:: What to produce ::
Copy the data that follows, character for character, minus the pictures.

Source data
>> start

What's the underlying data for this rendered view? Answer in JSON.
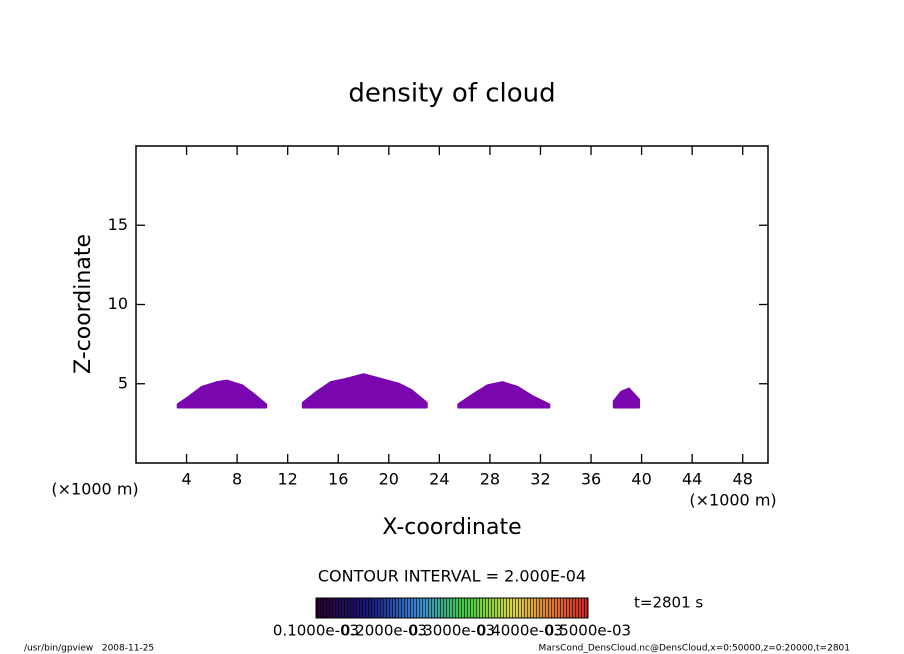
{
  "chart_data": {
    "type": "contour",
    "title": "density of cloud",
    "xlabel": "X-coordinate",
    "ylabel": "Z-coordinate",
    "x_unit": "(×1000 m)",
    "y_unit": "(×1000 m)",
    "xlim": [
      0,
      50
    ],
    "ylim": [
      0,
      20
    ],
    "xticks": [
      4,
      8,
      12,
      16,
      20,
      24,
      28,
      32,
      36,
      40,
      44,
      48
    ],
    "yticks": [
      5,
      10,
      15
    ],
    "color": "#7a06b0",
    "regions": [
      {
        "x": [
          3.3,
          4.2,
          5.2,
          6.4,
          7.2,
          8.4,
          9.4,
          10.3,
          10.3,
          3.3
        ],
        "values": [
          3.7,
          4.2,
          4.8,
          5.1,
          5.2,
          4.9,
          4.3,
          3.7,
          3.5,
          3.5
        ]
      },
      {
        "x": [
          13.2,
          14.3,
          15.4,
          16.6,
          18.0,
          19.4,
          20.8,
          21.8,
          23.0,
          23.0,
          13.2
        ],
        "values": [
          3.8,
          4.5,
          5.1,
          5.3,
          5.6,
          5.3,
          5.0,
          4.6,
          3.8,
          3.5,
          3.5
        ]
      },
      {
        "x": [
          25.5,
          26.6,
          27.8,
          29.0,
          30.2,
          31.4,
          32.7,
          32.7,
          25.5
        ],
        "values": [
          3.7,
          4.3,
          4.9,
          5.1,
          4.8,
          4.2,
          3.7,
          3.5,
          3.5
        ]
      },
      {
        "x": [
          37.8,
          38.4,
          39.0,
          39.8,
          39.8,
          37.8
        ],
        "values": [
          3.9,
          4.5,
          4.7,
          4.0,
          3.5,
          3.5
        ]
      }
    ],
    "contour_interval": "CONTOUR INTERVAL = 2.000E-04",
    "time_label": "t=2801 s",
    "colorbar_labels": [
      "0.1000e-03",
      "0.2000e-03",
      "0.3000e-03",
      "0.4000e-03",
      "0.5000e-03"
    ],
    "footer_left": "/usr/bin/gpview   2008-11-25",
    "footer_right": "MarsCond_DensCloud.nc@DensCloud,x=0:50000,z=0:20000,t=2801"
  }
}
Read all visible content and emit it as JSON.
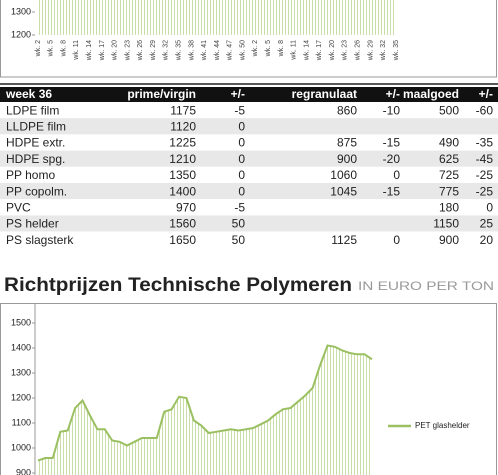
{
  "chart_data": [
    {
      "type": "area",
      "color": "#9bc062",
      "categories": [
        "wk. 2",
        "wk. 5",
        "wk. 8",
        "wk. 11",
        "wk. 14",
        "wk. 17",
        "wk. 20",
        "wk. 23",
        "wk. 26",
        "wk. 29",
        "wk. 32",
        "wk. 35",
        "wk. 38",
        "wk. 41",
        "wk. 44",
        "wk. 47",
        "wk. 50",
        "wk. 2",
        "wk. 5",
        "wk. 8",
        "wk. 11",
        "wk. 14",
        "wk. 17",
        "wk. 20",
        "wk. 23",
        "wk. 26",
        "wk. 29",
        "wk. 32",
        "wk. 35"
      ],
      "values": [
        1450,
        1450,
        1450,
        1450,
        1450,
        1450,
        1450,
        1450,
        1450,
        1450,
        1450,
        1450,
        1450,
        1450,
        1450,
        1450,
        1450,
        1450,
        1450,
        1450,
        1450,
        1450,
        1450,
        1450,
        1450,
        1450,
        1450,
        1450,
        1450
      ],
      "ylim": [
        1200,
        1350
      ],
      "yticks": [
        1200,
        1300
      ],
      "grid": false
    },
    {
      "type": "line",
      "legend": "right",
      "series": [
        {
          "name": "PET glashelder",
          "color": "#9bc062",
          "values": [
            950,
            960,
            960,
            1065,
            1070,
            1160,
            1190,
            1130,
            1075,
            1075,
            1030,
            1025,
            1010,
            1025,
            1040,
            1040,
            1040,
            1145,
            1155,
            1205,
            1200,
            1110,
            1090,
            1060,
            1065,
            1070,
            1075,
            1070,
            1075,
            1080,
            1095,
            1110,
            1135,
            1155,
            1160,
            1185,
            1210,
            1240,
            1330,
            1410,
            1405,
            1390,
            1380,
            1375,
            1375,
            1355
          ]
        }
      ],
      "ylim": [
        900,
        1600
      ],
      "yticks": [
        900,
        1000,
        1100,
        1200,
        1300,
        1400,
        1500
      ],
      "grid": false
    }
  ],
  "table": {
    "header": [
      "week 36",
      "prime/virgin",
      "+/-",
      "regranulaat",
      "+/-",
      "maalgoed",
      "+/-"
    ],
    "rows": [
      [
        "LDPE film",
        1175,
        -5,
        860,
        -10,
        500,
        -60
      ],
      [
        "LLDPE film",
        1120,
        0,
        null,
        null,
        null,
        null
      ],
      [
        "HDPE extr.",
        1225,
        0,
        875,
        -15,
        490,
        -35
      ],
      [
        "HDPE spg.",
        1210,
        0,
        900,
        -20,
        625,
        -45
      ],
      [
        "PP homo",
        1350,
        0,
        1060,
        0,
        725,
        -25
      ],
      [
        "PP copolm.",
        1400,
        0,
        1045,
        -15,
        775,
        -25
      ],
      [
        "PVC",
        970,
        -5,
        null,
        null,
        180,
        0
      ],
      [
        "PS helder",
        1560,
        50,
        null,
        null,
        1150,
        25
      ],
      [
        "PS slagsterk",
        1650,
        50,
        1125,
        0,
        900,
        20
      ]
    ]
  },
  "heading": {
    "title": "Richtprijzen Technische Polymeren",
    "subtitle": "IN EURO PER TON"
  }
}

>> end

:: Complete answer ::
What's the underlying data for this rendered view? Answer in JSON.
{
  "chart_data": {
    "type": "contour",
    "title": "density of cloud",
    "xlabel": "X-coordinate",
    "ylabel": "Z-coordinate",
    "x_unit": "(×1000 m)",
    "y_unit": "(×1000 m)",
    "xlim": [
      0,
      50
    ],
    "ylim": [
      0,
      20
    ],
    "xticks": [
      4,
      8,
      12,
      16,
      20,
      24,
      28,
      32,
      36,
      40,
      44,
      48
    ],
    "yticks": [
      5,
      10,
      15
    ],
    "color": "#7a06b0",
    "regions": [
      {
        "x": [
          3.3,
          4.2,
          5.2,
          6.4,
          7.2,
          8.4,
          9.4,
          10.3,
          10.3,
          3.3
        ],
        "values": [
          3.7,
          4.2,
          4.8,
          5.1,
          5.2,
          4.9,
          4.3,
          3.7,
          3.5,
          3.5
        ]
      },
      {
        "x": [
          13.2,
          14.3,
          15.4,
          16.6,
          18.0,
          19.4,
          20.8,
          21.8,
          23.0,
          23.0,
          13.2
        ],
        "values": [
          3.8,
          4.5,
          5.1,
          5.3,
          5.6,
          5.3,
          5.0,
          4.6,
          3.8,
          3.5,
          3.5
        ]
      },
      {
        "x": [
          25.5,
          26.6,
          27.8,
          29.0,
          30.2,
          31.4,
          32.7,
          32.7,
          25.5
        ],
        "values": [
          3.7,
          4.3,
          4.9,
          5.1,
          4.8,
          4.2,
          3.7,
          3.5,
          3.5
        ]
      },
      {
        "x": [
          37.8,
          38.4,
          39.0,
          39.8,
          39.8,
          37.8
        ],
        "values": [
          3.9,
          4.5,
          4.7,
          4.0,
          3.5,
          3.5
        ]
      }
    ],
    "contour_interval": "CONTOUR INTERVAL = 2.000E-04",
    "time_label": "t=2801 s",
    "colorbar_labels": [
      "0.1000e-03",
      "0.2000e-03",
      "0.3000e-03",
      "0.4000e-03",
      "0.5000e-03"
    ],
    "footer_left": "/usr/bin/gpview   2008-11-25",
    "footer_right": "MarsCond_DensCloud.nc@DensCloud,x=0:50000,z=0:20000,t=2801"
  }
}
Read all visible content and emit it as JSON.
{
  "chart_data": [
    {
      "type": "area",
      "color": "#9bc062",
      "categories": [
        "wk. 2",
        "wk. 5",
        "wk. 8",
        "wk. 11",
        "wk. 14",
        "wk. 17",
        "wk. 20",
        "wk. 23",
        "wk. 26",
        "wk. 29",
        "wk. 32",
        "wk. 35",
        "wk. 38",
        "wk. 41",
        "wk. 44",
        "wk. 47",
        "wk. 50",
        "wk. 2",
        "wk. 5",
        "wk. 8",
        "wk. 11",
        "wk. 14",
        "wk. 17",
        "wk. 20",
        "wk. 23",
        "wk. 26",
        "wk. 29",
        "wk. 32",
        "wk. 35"
      ],
      "values": [
        1450,
        1450,
        1450,
        1450,
        1450,
        1450,
        1450,
        1450,
        1450,
        1450,
        1450,
        1450,
        1450,
        1450,
        1450,
        1450,
        1450,
        1450,
        1450,
        1450,
        1450,
        1450,
        1450,
        1450,
        1450,
        1450,
        1450,
        1450,
        1450
      ],
      "ylim": [
        1200,
        1350
      ],
      "yticks": [
        1200,
        1300
      ],
      "grid": false
    },
    {
      "type": "line",
      "legend": "right",
      "series": [
        {
          "name": "PET glashelder",
          "color": "#9bc062",
          "values": [
            950,
            960,
            960,
            1065,
            1070,
            1160,
            1190,
            1130,
            1075,
            1075,
            1030,
            1025,
            1010,
            1025,
            1040,
            1040,
            1040,
            1145,
            1155,
            1205,
            1200,
            1110,
            1090,
            1060,
            1065,
            1070,
            1075,
            1070,
            1075,
            1080,
            1095,
            1110,
            1135,
            1155,
            1160,
            1185,
            1210,
            1240,
            1330,
            1410,
            1405,
            1390,
            1380,
            1375,
            1375,
            1355
          ]
        }
      ],
      "ylim": [
        900,
        1600
      ],
      "yticks": [
        900,
        1000,
        1100,
        1200,
        1300,
        1400,
        1500
      ],
      "grid": false
    }
  ],
  "table": {
    "header": [
      "week 36",
      "prime/virgin",
      "+/-",
      "regranulaat",
      "+/-",
      "maalgoed",
      "+/-"
    ],
    "rows": [
      [
        "LDPE film",
        1175,
        -5,
        860,
        -10,
        500,
        -60
      ],
      [
        "LLDPE film",
        1120,
        0,
        null,
        null,
        null,
        null
      ],
      [
        "HDPE extr.",
        1225,
        0,
        875,
        -15,
        490,
        -35
      ],
      [
        "HDPE spg.",
        1210,
        0,
        900,
        -20,
        625,
        -45
      ],
      [
        "PP homo",
        1350,
        0,
        1060,
        0,
        725,
        -25
      ],
      [
        "PP copolm.",
        1400,
        0,
        1045,
        -15,
        775,
        -25
      ],
      [
        "PVC",
        970,
        -5,
        null,
        null,
        180,
        0
      ],
      [
        "PS helder",
        1560,
        50,
        null,
        null,
        1150,
        25
      ],
      [
        "PS slagsterk",
        1650,
        50,
        1125,
        0,
        900,
        20
      ]
    ]
  },
  "heading": {
    "title": "Richtprijzen Technische Polymeren",
    "subtitle": "IN EURO PER TON"
  }
}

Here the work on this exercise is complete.